Requirement. Work through the data below and give the number of lines holding "общественное", nothing more.

Material provided.
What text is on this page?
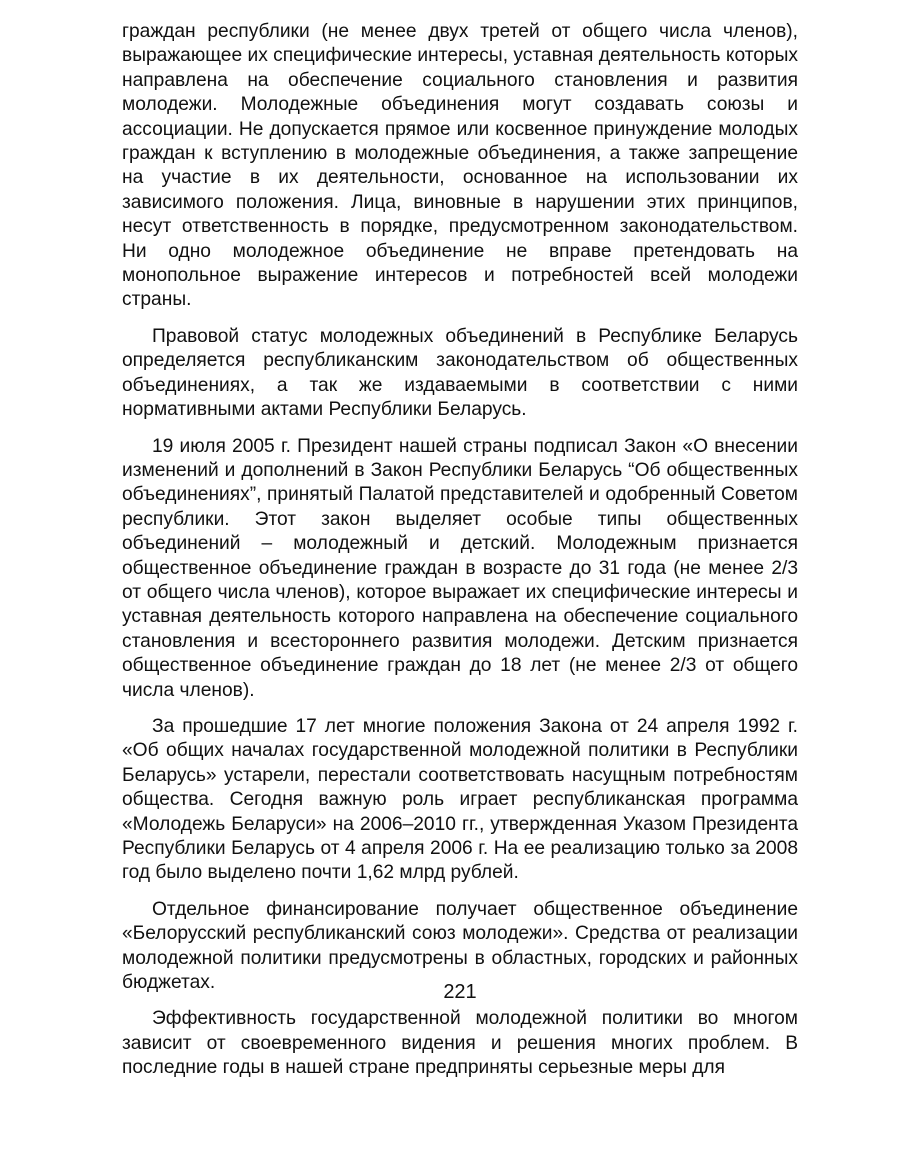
граждан республики (не менее двух третей от общего числа членов), выражающее их специфические интересы, уставная деятельность которых направлена на обеспечение социального становления и развития молодежи. Молодежные объединения могут создавать союзы и ассоциации. Не допускается прямое или косвенное принуждение молодых граждан к вступлению в молодежные объединения, а также запрещение на участие в их деятельности, основанное на использовании их зависимого положения. Лица, виновные в нарушении этих принципов, несут ответственность в порядке, предусмотренном законодательством. Ни одно молодежное объединение не вправе претендовать на монопольное выражение интересов и потребностей всей молодежи страны.

Правовой статус молодежных объединений в Республике Беларусь определяется республиканским законодательством об общественных объединениях, а так же издаваемыми в соответствии с ними нормативными актами Республики Беларусь.

19 июля 2005 г. Президент нашей страны подписал Закон «О внесении изменений и дополнений в Закон Республики Беларусь “Об общественных объединениях”, принятый Палатой представителей и одобренный Советом республики. Этот закон выделяет особые типы общественных объединений – молодежный и детский. Молодежным признается общественное объединение граждан в возрасте до 31 года (не менее 2/3 от общего числа членов), которое выражает их специфические интересы и уставная деятельность которого направлена на обеспечение социального становления и всестороннего развития молодежи. Детским признается общественное объединение граждан до 18 лет (не менее 2/3 от общего числа членов).

За прошедшие 17 лет многие положения Закона от 24 апреля 1992 г. «Об общих началах государственной молодежной политики в Республики Беларусь» устарели, перестали соответствовать насущным потребностям общества. Сегодня важную роль играет республиканская программа «Молодежь Беларуси» на 2006–2010 гг., утвержденная Указом Президента Республики Беларусь от 4 апреля 2006 г. На ее реализацию только за 2008 год было выделено почти 1,62 млрд рублей.

Отдельное финансирование получает общественное объединение «Белорусский республиканский союз молодежи». Средства от реализации молодежной политики предусмотрены в областных, городских и районных бюджетах.

Эффективность государственной молодежной политики во многом зависит от своевременного видения и решения многих проблем. В последние годы в нашей стране предприняты серьезные меры для

221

Completed task. 2